Every entry needs to be reproduced exactly.

# Source records
----------
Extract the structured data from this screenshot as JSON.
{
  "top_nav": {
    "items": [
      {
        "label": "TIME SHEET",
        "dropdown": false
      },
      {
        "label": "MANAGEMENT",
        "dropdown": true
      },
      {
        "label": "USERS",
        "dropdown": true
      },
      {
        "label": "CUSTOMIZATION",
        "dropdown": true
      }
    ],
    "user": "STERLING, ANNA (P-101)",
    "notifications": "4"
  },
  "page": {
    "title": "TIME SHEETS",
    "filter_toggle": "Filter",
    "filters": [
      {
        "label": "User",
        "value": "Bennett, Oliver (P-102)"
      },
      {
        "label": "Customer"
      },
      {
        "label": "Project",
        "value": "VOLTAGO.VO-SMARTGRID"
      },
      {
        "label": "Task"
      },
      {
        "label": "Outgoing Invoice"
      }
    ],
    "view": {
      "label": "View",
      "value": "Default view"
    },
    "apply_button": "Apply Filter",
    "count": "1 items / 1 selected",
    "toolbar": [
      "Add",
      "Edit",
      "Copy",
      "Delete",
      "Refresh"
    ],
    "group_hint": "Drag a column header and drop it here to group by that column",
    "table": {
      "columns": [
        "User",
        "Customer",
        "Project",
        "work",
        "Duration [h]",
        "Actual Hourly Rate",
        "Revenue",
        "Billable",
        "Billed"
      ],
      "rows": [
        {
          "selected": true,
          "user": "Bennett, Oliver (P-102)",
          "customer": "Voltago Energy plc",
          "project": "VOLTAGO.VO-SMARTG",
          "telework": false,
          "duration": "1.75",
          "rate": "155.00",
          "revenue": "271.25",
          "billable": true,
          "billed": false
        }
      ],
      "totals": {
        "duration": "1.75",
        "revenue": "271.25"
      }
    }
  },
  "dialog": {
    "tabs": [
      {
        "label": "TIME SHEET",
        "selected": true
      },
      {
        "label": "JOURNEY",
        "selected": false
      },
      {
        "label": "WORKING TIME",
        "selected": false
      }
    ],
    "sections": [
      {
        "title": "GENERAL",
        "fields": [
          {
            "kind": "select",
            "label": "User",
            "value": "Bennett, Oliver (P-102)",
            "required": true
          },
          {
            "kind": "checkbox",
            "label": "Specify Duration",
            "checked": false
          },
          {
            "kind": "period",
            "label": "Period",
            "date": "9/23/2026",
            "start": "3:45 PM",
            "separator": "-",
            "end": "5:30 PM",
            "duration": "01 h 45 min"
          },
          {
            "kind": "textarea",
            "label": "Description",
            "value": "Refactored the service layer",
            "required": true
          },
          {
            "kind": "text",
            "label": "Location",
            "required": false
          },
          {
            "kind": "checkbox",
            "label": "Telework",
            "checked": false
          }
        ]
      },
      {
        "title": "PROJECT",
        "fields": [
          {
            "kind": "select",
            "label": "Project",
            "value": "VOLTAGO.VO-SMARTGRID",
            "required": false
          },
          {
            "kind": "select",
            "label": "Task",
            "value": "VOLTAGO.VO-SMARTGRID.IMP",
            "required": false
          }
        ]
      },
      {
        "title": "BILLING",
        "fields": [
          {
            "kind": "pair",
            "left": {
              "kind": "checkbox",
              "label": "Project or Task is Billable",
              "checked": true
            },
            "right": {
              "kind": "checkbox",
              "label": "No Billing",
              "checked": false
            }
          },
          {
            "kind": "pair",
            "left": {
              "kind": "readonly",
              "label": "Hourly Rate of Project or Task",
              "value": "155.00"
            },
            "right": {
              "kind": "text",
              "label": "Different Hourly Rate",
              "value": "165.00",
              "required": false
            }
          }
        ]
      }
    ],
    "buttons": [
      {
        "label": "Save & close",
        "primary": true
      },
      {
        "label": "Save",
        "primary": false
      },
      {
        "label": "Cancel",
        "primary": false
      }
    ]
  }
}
----------
# WORKED ANSWER
Extract the structured data from this screenshot as JSON.
{
  "top_nav": {
    "items": [
      {
        "label": "TIME SHEET",
        "dropdown": false
      },
      {
        "label": "MANAGEMENT",
        "dropdown": true
      },
      {
        "label": "USERS",
        "dropdown": true
      },
      {
        "label": "CUSTOMIZATION",
        "dropdown": true
      }
    ],
    "user": "STERLING, ANNA (P-101)",
    "notifications": "4"
  },
  "page": {
    "title": "TIME SHEETS",
    "filter_toggle": "Filter",
    "filters": [
      {
        "label": "User",
        "value": "Bennett, Oliver (P-102)"
      },
      {
        "label": "Customer"
      },
      {
        "label": "Project",
        "value": "VOLTAGO.VO-SMARTGRID"
      },
      {
        "label": "Task"
      },
      {
        "label": "Outgoing Invoice"
      }
    ],
    "view": {
      "label": "View",
      "value": "Default view"
    },
    "apply_button": "Apply Filter",
    "count": "1 items / 1 selected",
    "toolbar": [
      "Add",
      "Edit",
      "Copy",
      "Delete",
      "Refresh"
    ],
    "group_hint": "Drag a column header and drop it here to group by that column",
    "table": {
      "columns": [
        "User",
        "Customer",
        "Project",
        "work",
        "Duration [h]",
        "Actual Hourly Rate",
        "Revenue",
        "Billable",
        "Billed"
      ],
      "rows": [
        {
          "selected": true,
          "user": "Bennett, Oliver (P-102)",
          "customer": "Voltago Energy plc",
          "project": "VOLTAGO.VO-SMARTG",
          "telework": false,
          "duration": "1.75",
          "rate": "155.00",
          "revenue": "271.25",
          "billable": true,
          "billed": false
        }
      ],
      "totals": {
        "duration": "1.75",
        "revenue": "271.25"
      }
    }
  },
  "dialog": {
    "tabs": [
      {
        "label": "TIME SHEET",
        "selected": true
      },
      {
        "label": "JOURNEY",
        "selected": false
      },
      {
        "label": "WORKING TIME",
        "selected": false
      }
    ],
    "sections": [
      {
        "title": "GENERAL",
        "fields": [
          {
            "kind": "select",
            "label": "User",
            "value": "Bennett, Oliver (P-102)",
            "required": true
          },
          {
            "kind": "checkbox",
            "label": "Specify Duration",
            "checked": false
          },
          {
            "kind": "period",
            "label": "Period",
            "date": "9/23/2026",
            "start": "3:45 PM",
            "separator": "-",
            "end": "5:30 PM",
            "duration": "01 h 45 min"
          },
          {
            "kind": "textarea",
            "label": "Description",
            "value": "Refactored the service layer",
            "required": true
          },
          {
            "kind": "text",
            "label": "Location",
            "required": false
          },
          {
            "kind": "checkbox",
            "label": "Telework",
            "checked": false
          }
        ]
      },
      {
        "title": "PROJECT",
        "fields": [
          {
            "kind": "select",
            "label": "Project",
            "value": "VOLTAGO.VO-SMARTGRID",
            "required": false
          },
          {
            "kind": "select",
            "label": "Task",
            "value": "VOLTAGO.VO-SMARTGRID.IMP",
            "required": false
          }
        ]
      },
      {
        "title": "BILLING",
        "fields": [
          {
            "kind": "pair",
            "left": {
              "kind": "checkbox",
              "label": "Project or Task is Billable",
              "checked": true
            },
            "right": {
              "kind": "checkbox",
              "label": "No Billing",
              "checked": false
            }
          },
          {
            "kind": "pair",
            "left": {
              "kind": "readonly",
              "label": "Hourly Rate of Project or Task",
              "value": "155.00"
            },
            "right": {
              "kind": "text",
              "label": "Different Hourly Rate",
              "value": "165.00",
              "required": false
            }
          }
        ]
      }
    ],
    "buttons": [
      {
        "label": "Save & close",
        "primary": true
      },
      {
        "label": "Save",
        "primary": false
      },
      {
        "label": "Cancel",
        "primary": false
      }
    ]
  }
}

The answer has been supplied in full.